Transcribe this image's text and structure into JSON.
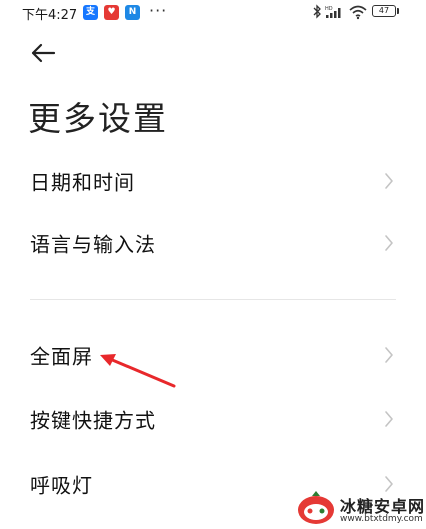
{
  "status_bar": {
    "time": "下午4:27",
    "notifications": [
      {
        "icon": "alipay-icon",
        "glyph": "支",
        "color": "#1677ff"
      },
      {
        "icon": "heart-app-icon",
        "glyph": "♥",
        "color": "#e53935"
      },
      {
        "icon": "n-app-icon",
        "glyph": "N",
        "color": "#1e88e5"
      }
    ],
    "more": "···",
    "battery": "47"
  },
  "header": {
    "back_icon": "back-arrow-icon",
    "title": "更多设置"
  },
  "settings": {
    "group1": [
      {
        "label": "日期和时间"
      },
      {
        "label": "语言与输入法"
      }
    ],
    "group2": [
      {
        "label": "全面屏"
      },
      {
        "label": "按键快捷方式"
      },
      {
        "label": "呼吸灯"
      }
    ]
  },
  "annotation": {
    "color": "#e8282b"
  },
  "watermark": {
    "name": "冰糖安卓网",
    "url": "www.btxtdmy.com"
  }
}
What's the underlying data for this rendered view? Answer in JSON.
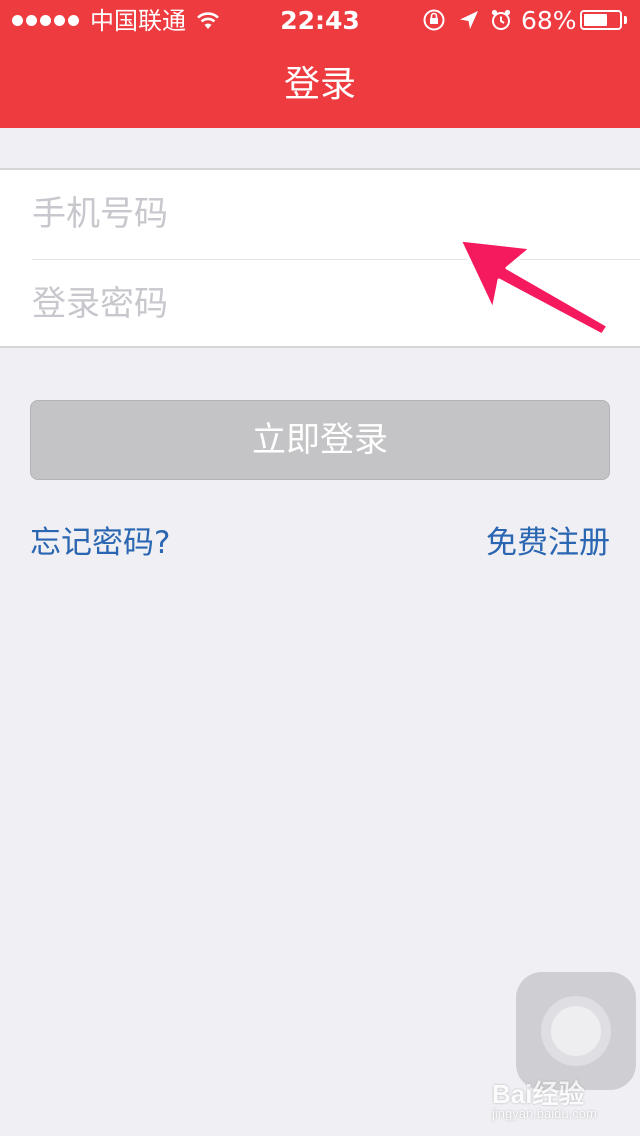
{
  "status_bar": {
    "carrier": "中国联通",
    "time": "22:43",
    "battery_percent": "68%",
    "battery_level": 0.68,
    "icons": [
      "signal-dots-icon",
      "wifi-icon",
      "rotation-lock-icon",
      "location-arrow-icon",
      "alarm-icon",
      "battery-icon"
    ]
  },
  "nav": {
    "title": "登录"
  },
  "form": {
    "phone_placeholder": "手机号码",
    "phone_value": "",
    "password_placeholder": "登录密码",
    "password_value": ""
  },
  "actions": {
    "login_label": "立即登录",
    "forgot_label": "忘记密码?",
    "register_label": "免费注册"
  },
  "watermark": {
    "brand": "Bai经验",
    "url": "jingyan.baidu.com"
  },
  "colors": {
    "nav_background": "#EE3B40",
    "page_background": "#EFEFF4",
    "link": "#2A66B1",
    "button_disabled": "#C4C4C6",
    "annotation_arrow": "#F5195E"
  }
}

____

Work to be completed. Repeat the material verbatim. Do not carry over any picture.

Exercise result.
Transcribe this image's text and structure into JSON.
{
  "status_bar": {
    "time": "下午4:27",
    "notifications": [
      {
        "icon": "alipay-icon",
        "glyph": "支",
        "color": "#1677ff"
      },
      {
        "icon": "heart-app-icon",
        "glyph": "♥",
        "color": "#e53935"
      },
      {
        "icon": "n-app-icon",
        "glyph": "N",
        "color": "#1e88e5"
      }
    ],
    "more": "···",
    "battery": "47"
  },
  "header": {
    "back_icon": "back-arrow-icon",
    "title": "更多设置"
  },
  "settings": {
    "group1": [
      {
        "label": "日期和时间"
      },
      {
        "label": "语言与输入法"
      }
    ],
    "group2": [
      {
        "label": "全面屏"
      },
      {
        "label": "按键快捷方式"
      },
      {
        "label": "呼吸灯"
      }
    ]
  },
  "annotation": {
    "color": "#e8282b"
  },
  "watermark": {
    "name": "冰糖安卓网",
    "url": "www.btxtdmy.com"
  }
}
What's the underlying data for this rendered view? Answer in JSON.
{
  "status_bar": {
    "carrier": "中国联通",
    "time": "22:43",
    "battery_percent": "68%",
    "battery_level": 0.68,
    "icons": [
      "signal-dots-icon",
      "wifi-icon",
      "rotation-lock-icon",
      "location-arrow-icon",
      "alarm-icon",
      "battery-icon"
    ]
  },
  "nav": {
    "title": "登录"
  },
  "form": {
    "phone_placeholder": "手机号码",
    "phone_value": "",
    "password_placeholder": "登录密码",
    "password_value": ""
  },
  "actions": {
    "login_label": "立即登录",
    "forgot_label": "忘记密码?",
    "register_label": "免费注册"
  },
  "watermark": {
    "brand": "Bai经验",
    "url": "jingyan.baidu.com"
  },
  "colors": {
    "nav_background": "#EE3B40",
    "page_background": "#EFEFF4",
    "link": "#2A66B1",
    "button_disabled": "#C4C4C6",
    "annotation_arrow": "#F5195E"
  }
}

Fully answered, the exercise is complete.